**Exercise instructions:**
Retype all the records with nothing changed.

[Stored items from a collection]
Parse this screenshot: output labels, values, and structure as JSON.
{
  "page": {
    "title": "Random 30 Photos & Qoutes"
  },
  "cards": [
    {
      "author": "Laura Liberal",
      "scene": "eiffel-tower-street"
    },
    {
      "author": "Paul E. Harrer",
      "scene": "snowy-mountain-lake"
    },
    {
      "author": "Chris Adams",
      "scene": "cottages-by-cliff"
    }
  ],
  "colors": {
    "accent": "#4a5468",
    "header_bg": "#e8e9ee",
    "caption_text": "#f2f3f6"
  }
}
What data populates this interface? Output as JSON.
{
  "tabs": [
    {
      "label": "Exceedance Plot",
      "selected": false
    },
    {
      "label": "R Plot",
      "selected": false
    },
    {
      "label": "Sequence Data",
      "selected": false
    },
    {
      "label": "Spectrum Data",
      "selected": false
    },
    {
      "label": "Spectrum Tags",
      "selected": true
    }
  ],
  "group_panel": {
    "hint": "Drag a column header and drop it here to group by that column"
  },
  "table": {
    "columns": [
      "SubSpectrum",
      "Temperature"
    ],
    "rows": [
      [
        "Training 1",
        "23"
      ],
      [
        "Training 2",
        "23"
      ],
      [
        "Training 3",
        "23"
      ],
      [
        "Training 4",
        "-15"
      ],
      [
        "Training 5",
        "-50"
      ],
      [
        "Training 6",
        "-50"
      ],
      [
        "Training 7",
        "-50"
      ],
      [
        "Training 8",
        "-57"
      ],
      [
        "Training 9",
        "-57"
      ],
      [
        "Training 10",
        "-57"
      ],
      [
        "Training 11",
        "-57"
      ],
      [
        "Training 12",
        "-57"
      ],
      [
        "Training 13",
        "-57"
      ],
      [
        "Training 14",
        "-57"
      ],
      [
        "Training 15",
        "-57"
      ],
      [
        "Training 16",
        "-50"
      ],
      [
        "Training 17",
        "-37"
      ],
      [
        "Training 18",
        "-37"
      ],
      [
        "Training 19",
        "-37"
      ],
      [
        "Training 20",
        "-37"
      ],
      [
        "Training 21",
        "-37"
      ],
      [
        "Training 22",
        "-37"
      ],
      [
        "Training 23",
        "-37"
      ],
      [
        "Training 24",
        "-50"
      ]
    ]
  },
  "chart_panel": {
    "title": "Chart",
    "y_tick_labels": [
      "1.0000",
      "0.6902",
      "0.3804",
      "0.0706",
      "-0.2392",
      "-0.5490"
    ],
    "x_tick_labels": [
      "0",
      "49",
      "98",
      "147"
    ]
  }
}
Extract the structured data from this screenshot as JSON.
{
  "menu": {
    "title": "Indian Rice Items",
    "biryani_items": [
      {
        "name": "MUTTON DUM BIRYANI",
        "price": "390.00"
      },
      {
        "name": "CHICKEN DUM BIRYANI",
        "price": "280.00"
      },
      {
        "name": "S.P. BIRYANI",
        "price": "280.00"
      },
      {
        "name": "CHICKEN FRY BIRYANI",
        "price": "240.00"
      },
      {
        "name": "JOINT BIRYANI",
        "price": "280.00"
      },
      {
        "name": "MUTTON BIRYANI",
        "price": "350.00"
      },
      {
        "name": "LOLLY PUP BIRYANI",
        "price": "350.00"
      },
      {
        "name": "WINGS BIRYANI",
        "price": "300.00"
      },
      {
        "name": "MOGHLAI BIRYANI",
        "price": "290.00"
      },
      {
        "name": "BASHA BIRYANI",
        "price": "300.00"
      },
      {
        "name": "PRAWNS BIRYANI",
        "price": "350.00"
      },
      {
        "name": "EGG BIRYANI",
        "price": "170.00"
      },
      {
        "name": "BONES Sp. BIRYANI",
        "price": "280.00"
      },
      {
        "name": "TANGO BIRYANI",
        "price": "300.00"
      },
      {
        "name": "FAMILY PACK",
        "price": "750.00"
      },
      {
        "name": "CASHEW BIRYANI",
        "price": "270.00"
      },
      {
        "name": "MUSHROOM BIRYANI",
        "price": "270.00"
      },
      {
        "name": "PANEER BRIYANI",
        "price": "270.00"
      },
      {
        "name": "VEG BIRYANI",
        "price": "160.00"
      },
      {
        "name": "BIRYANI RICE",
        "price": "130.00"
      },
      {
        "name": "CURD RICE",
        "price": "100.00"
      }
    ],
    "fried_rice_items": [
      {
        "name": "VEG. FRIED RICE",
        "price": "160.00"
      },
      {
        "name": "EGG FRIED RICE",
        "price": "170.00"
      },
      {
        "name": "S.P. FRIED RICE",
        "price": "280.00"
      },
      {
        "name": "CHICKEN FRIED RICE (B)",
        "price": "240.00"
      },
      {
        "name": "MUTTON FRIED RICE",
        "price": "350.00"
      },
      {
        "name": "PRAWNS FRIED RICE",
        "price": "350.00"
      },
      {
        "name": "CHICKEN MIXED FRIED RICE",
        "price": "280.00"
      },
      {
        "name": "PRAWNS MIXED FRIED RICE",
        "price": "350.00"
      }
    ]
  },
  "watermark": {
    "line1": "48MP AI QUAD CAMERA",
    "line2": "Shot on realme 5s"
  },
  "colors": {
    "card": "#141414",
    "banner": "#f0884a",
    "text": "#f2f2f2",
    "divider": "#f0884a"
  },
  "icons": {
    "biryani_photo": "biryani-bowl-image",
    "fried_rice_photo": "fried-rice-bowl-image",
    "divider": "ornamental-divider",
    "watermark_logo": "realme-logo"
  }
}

**Solution to this exercise:**
Parse this screenshot: output labels, values, and structure as JSON.
{
  "page": {
    "title": "Random 30 Photos & Qoutes"
  },
  "cards": [
    {
      "author": "Laura Liberal",
      "scene": "eiffel-tower-street"
    },
    {
      "author": "Paul E. Harrer",
      "scene": "snowy-mountain-lake"
    },
    {
      "author": "Chris Adams",
      "scene": "cottages-by-cliff"
    }
  ],
  "colors": {
    "accent": "#4a5468",
    "header_bg": "#e8e9ee",
    "caption_text": "#f2f3f6"
  }
}
What data populates this interface? Output as JSON.
{
  "tabs": [
    {
      "label": "Exceedance Plot",
      "selected": false
    },
    {
      "label": "R Plot",
      "selected": false
    },
    {
      "label": "Sequence Data",
      "selected": false
    },
    {
      "label": "Spectrum Data",
      "selected": false
    },
    {
      "label": "Spectrum Tags",
      "selected": true
    }
  ],
  "group_panel": {
    "hint": "Drag a column header and drop it here to group by that column"
  },
  "table": {
    "columns": [
      "SubSpectrum",
      "Temperature"
    ],
    "rows": [
      [
        "Training 1",
        "23"
      ],
      [
        "Training 2",
        "23"
      ],
      [
        "Training 3",
        "23"
      ],
      [
        "Training 4",
        "-15"
      ],
      [
        "Training 5",
        "-50"
      ],
      [
        "Training 6",
        "-50"
      ],
      [
        "Training 7",
        "-50"
      ],
      [
        "Training 8",
        "-57"
      ],
      [
        "Training 9",
        "-57"
      ],
      [
        "Training 10",
        "-57"
      ],
      [
        "Training 11",
        "-57"
      ],
      [
        "Training 12",
        "-57"
      ],
      [
        "Training 13",
        "-57"
      ],
      [
        "Training 14",
        "-57"
      ],
      [
        "Training 15",
        "-57"
      ],
      [
        "Training 16",
        "-50"
      ],
      [
        "Training 17",
        "-37"
      ],
      [
        "Training 18",
        "-37"
      ],
      [
        "Training 19",
        "-37"
      ],
      [
        "Training 20",
        "-37"
      ],
      [
        "Training 21",
        "-37"
      ],
      [
        "Training 22",
        "-37"
      ],
      [
        "Training 23",
        "-37"
      ],
      [
        "Training 24",
        "-50"
      ]
    ]
  },
  "chart_panel": {
    "title": "Chart",
    "y_tick_labels": [
      "1.0000",
      "0.6902",
      "0.3804",
      "0.0706",
      "-0.2392",
      "-0.5490"
    ],
    "x_tick_labels": [
      "0",
      "49",
      "98",
      "147"
    ]
  }
}
Extract the structured data from this screenshot as JSON.
{
  "menu": {
    "title": "Indian Rice Items",
    "biryani_items": [
      {
        "name": "MUTTON DUM BIRYANI",
        "price": "390.00"
      },
      {
        "name": "CHICKEN DUM BIRYANI",
        "price": "280.00"
      },
      {
        "name": "S.P. BIRYANI",
        "price": "280.00"
      },
      {
        "name": "CHICKEN FRY BIRYANI",
        "price": "240.00"
      },
      {
        "name": "JOINT BIRYANI",
        "price": "280.00"
      },
      {
        "name": "MUTTON BIRYANI",
        "price": "350.00"
      },
      {
        "name": "LOLLY PUP BIRYANI",
        "price": "350.00"
      },
      {
        "name": "WINGS BIRYANI",
        "price": "300.00"
      },
      {
        "name": "MOGHLAI BIRYANI",
        "price": "290.00"
      },
      {
        "name": "BASHA BIRYANI",
        "price": "300.00"
      },
      {
        "name": "PRAWNS BIRYANI",
        "price": "350.00"
      },
      {
        "name": "EGG BIRYANI",
        "price": "170.00"
      },
      {
        "name": "BONES Sp. BIRYANI",
        "price": "280.00"
      },
      {
        "name": "TANGO BIRYANI",
        "price": "300.00"
      },
      {
        "name": "FAMILY PACK",
        "price": "750.00"
      },
      {
        "name": "CASHEW BIRYANI",
        "price": "270.00"
      },
      {
        "name": "MUSHROOM BIRYANI",
        "price": "270.00"
      },
      {
        "name": "PANEER BRIYANI",
        "price": "270.00"
      },
      {
        "name": "VEG BIRYANI",
        "price": "160.00"
      },
      {
        "name": "BIRYANI RICE",
        "price": "130.00"
      },
      {
        "name": "CURD RICE",
        "price": "100.00"
      }
    ],
    "fried_rice_items": [
      {
        "name": "VEG. FRIED RICE",
        "price": "160.00"
      },
      {
        "name": "EGG FRIED RICE",
        "price": "170.00"
      },
      {
        "name": "S.P. FRIED RICE",
        "price": "280.00"
      },
      {
        "name": "CHICKEN FRIED RICE (B)",
        "price": "240.00"
      },
      {
        "name": "MUTTON FRIED RICE",
        "price": "350.00"
      },
      {
        "name": "PRAWNS FRIED RICE",
        "price": "350.00"
      },
      {
        "name": "CHICKEN MIXED FRIED RICE",
        "price": "280.00"
      },
      {
        "name": "PRAWNS MIXED FRIED RICE",
        "price": "350.00"
      }
    ]
  },
  "watermark": {
    "line1": "48MP AI QUAD CAMERA",
    "line2": "Shot on realme 5s"
  },
  "colors": {
    "card": "#141414",
    "banner": "#f0884a",
    "text": "#f2f2f2",
    "divider": "#f0884a"
  },
  "icons": {
    "biryani_photo": "biryani-bowl-image",
    "fried_rice_photo": "fried-rice-bowl-image",
    "divider": "ornamental-divider",
    "watermark_logo": "realme-logo"
  }
}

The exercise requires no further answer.